* [DATA FOR PROCESSING]
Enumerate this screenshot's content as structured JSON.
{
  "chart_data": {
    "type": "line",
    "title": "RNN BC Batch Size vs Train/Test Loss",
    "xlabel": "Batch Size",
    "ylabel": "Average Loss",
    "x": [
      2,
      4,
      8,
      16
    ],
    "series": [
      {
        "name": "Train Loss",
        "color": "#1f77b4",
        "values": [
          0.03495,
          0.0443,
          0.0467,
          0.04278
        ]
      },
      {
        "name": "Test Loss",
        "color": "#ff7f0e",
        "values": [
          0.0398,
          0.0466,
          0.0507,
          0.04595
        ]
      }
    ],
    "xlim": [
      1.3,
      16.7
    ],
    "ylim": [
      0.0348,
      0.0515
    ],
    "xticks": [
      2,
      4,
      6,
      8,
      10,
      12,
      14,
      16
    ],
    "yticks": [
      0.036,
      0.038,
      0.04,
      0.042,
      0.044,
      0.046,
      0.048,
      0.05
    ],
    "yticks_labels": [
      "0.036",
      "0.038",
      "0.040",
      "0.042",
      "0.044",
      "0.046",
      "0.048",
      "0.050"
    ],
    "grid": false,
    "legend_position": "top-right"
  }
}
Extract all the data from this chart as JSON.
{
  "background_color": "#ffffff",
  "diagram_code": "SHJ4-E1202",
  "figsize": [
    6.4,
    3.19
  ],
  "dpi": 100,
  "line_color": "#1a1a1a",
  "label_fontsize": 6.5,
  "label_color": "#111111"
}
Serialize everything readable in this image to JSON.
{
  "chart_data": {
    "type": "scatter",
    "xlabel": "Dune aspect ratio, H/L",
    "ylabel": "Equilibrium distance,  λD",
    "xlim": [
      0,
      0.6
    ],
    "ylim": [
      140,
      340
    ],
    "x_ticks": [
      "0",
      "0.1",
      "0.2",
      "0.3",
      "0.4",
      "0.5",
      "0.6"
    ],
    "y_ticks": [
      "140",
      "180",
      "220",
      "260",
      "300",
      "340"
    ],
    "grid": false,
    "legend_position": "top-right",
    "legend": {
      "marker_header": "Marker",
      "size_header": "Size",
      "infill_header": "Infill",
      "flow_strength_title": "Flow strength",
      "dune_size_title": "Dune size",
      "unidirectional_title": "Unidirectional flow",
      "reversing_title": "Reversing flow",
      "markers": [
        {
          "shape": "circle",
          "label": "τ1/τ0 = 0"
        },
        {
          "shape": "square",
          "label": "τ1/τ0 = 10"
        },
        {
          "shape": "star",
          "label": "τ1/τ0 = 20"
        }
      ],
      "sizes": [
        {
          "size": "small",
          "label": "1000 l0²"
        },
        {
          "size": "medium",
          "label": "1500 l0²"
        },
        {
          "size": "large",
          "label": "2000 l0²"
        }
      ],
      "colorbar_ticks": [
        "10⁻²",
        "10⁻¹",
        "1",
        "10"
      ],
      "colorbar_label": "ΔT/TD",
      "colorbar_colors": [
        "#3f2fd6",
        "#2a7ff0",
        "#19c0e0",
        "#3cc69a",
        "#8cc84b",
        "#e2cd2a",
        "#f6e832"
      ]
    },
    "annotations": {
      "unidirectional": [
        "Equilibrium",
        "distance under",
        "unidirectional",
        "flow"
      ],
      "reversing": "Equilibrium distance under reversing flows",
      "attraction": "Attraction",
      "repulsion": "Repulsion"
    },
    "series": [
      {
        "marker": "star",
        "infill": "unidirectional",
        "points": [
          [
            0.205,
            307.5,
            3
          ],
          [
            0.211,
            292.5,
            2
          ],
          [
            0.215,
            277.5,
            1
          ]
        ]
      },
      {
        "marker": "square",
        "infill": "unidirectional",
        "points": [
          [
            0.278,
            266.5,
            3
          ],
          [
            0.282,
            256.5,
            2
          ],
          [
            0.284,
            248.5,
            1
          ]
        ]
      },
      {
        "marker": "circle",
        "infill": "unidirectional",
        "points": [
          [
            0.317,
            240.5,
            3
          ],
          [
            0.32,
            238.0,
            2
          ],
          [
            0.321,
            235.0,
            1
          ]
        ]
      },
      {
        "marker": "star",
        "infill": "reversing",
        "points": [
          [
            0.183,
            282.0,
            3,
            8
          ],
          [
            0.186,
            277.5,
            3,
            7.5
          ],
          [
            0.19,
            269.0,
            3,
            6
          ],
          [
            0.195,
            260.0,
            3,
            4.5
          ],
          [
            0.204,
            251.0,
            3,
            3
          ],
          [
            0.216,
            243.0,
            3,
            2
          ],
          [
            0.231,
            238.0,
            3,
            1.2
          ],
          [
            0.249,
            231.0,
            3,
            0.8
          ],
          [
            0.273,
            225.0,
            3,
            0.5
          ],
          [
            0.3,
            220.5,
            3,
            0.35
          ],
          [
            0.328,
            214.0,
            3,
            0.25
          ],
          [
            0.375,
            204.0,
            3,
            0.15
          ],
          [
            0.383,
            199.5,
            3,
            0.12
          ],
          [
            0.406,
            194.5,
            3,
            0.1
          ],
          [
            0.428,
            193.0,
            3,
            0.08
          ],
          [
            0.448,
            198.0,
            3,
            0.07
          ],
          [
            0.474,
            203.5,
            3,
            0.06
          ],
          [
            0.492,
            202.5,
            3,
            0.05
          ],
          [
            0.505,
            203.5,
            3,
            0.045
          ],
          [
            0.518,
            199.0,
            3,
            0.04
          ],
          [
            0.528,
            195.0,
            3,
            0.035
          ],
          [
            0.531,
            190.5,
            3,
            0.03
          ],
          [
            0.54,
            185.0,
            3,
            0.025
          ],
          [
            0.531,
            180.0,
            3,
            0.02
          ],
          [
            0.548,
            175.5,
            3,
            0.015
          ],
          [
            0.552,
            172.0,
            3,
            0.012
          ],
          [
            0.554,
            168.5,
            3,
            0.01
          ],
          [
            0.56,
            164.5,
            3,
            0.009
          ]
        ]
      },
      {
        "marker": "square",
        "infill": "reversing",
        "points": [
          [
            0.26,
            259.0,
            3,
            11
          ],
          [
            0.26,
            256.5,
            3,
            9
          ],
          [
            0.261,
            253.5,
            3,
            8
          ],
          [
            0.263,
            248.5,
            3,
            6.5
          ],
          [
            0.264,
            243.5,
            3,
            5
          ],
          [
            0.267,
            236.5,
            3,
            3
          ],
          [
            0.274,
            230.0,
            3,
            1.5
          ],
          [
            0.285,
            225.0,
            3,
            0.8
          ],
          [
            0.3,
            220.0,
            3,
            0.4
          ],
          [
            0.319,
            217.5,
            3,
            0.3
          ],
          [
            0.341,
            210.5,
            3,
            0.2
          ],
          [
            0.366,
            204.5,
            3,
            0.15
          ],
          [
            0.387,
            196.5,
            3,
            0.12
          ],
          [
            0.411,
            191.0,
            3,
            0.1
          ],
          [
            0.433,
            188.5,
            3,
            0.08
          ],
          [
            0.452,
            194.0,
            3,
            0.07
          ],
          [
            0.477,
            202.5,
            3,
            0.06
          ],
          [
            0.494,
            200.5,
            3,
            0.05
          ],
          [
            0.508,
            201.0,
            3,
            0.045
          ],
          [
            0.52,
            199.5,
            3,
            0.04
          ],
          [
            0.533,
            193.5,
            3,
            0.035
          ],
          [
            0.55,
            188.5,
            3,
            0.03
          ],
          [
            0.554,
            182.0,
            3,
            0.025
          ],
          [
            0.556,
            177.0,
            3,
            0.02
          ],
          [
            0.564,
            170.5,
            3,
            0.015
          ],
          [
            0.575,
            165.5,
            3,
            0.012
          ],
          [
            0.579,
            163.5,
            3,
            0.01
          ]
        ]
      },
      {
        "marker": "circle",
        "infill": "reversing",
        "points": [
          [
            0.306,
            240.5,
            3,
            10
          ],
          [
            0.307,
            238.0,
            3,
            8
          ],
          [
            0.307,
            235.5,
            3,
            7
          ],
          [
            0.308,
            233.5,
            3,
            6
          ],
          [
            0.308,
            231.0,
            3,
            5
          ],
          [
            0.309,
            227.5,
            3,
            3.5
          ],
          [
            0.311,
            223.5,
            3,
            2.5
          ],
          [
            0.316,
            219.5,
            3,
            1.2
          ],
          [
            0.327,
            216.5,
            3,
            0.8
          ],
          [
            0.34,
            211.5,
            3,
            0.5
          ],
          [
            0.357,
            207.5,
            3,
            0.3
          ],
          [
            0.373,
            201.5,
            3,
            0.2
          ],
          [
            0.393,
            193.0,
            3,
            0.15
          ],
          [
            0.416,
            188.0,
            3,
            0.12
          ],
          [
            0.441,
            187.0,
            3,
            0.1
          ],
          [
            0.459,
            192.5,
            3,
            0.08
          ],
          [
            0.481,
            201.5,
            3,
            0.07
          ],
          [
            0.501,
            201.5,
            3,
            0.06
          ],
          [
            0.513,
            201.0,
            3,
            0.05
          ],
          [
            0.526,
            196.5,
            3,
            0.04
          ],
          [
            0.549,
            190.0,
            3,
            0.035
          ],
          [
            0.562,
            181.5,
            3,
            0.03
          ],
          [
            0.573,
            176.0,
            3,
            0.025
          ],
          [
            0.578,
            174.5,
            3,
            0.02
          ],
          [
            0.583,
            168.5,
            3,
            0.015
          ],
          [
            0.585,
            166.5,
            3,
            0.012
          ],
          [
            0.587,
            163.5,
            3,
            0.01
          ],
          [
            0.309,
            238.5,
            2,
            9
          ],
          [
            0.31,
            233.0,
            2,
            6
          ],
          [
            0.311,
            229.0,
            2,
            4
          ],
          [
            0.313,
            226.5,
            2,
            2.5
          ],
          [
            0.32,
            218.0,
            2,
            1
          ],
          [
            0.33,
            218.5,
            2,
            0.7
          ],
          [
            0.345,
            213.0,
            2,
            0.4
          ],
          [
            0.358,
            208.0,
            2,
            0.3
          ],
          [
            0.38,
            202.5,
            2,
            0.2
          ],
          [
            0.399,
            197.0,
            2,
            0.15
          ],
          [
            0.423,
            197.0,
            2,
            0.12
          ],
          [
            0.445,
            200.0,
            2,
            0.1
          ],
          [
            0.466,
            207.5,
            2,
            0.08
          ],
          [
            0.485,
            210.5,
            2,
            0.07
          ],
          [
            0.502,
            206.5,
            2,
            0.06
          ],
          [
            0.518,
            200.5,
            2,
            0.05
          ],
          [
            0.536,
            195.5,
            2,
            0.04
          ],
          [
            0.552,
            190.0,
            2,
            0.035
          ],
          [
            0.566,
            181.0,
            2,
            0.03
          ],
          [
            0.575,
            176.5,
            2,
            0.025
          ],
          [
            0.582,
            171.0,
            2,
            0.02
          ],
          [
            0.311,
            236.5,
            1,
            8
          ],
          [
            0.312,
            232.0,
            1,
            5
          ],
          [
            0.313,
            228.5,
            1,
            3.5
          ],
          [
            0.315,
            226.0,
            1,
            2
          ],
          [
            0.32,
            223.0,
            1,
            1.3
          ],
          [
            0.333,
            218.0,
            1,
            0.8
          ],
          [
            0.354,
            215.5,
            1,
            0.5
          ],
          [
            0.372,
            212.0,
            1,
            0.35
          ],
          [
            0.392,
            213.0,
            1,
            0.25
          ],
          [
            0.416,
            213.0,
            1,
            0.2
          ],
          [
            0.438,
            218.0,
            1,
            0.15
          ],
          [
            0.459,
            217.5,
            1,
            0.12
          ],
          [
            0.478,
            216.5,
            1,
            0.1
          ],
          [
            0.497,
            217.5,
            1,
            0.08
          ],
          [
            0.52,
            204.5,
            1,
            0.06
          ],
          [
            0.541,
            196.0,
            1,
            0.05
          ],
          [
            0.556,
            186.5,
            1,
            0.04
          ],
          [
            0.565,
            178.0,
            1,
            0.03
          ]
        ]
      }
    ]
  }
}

* [AIM] Check every line for "shape" and show the ones that have it.

* [WRITTEN RESPONSE]
          "shape": "circle",
          "shape": "square",
          "shape": "star",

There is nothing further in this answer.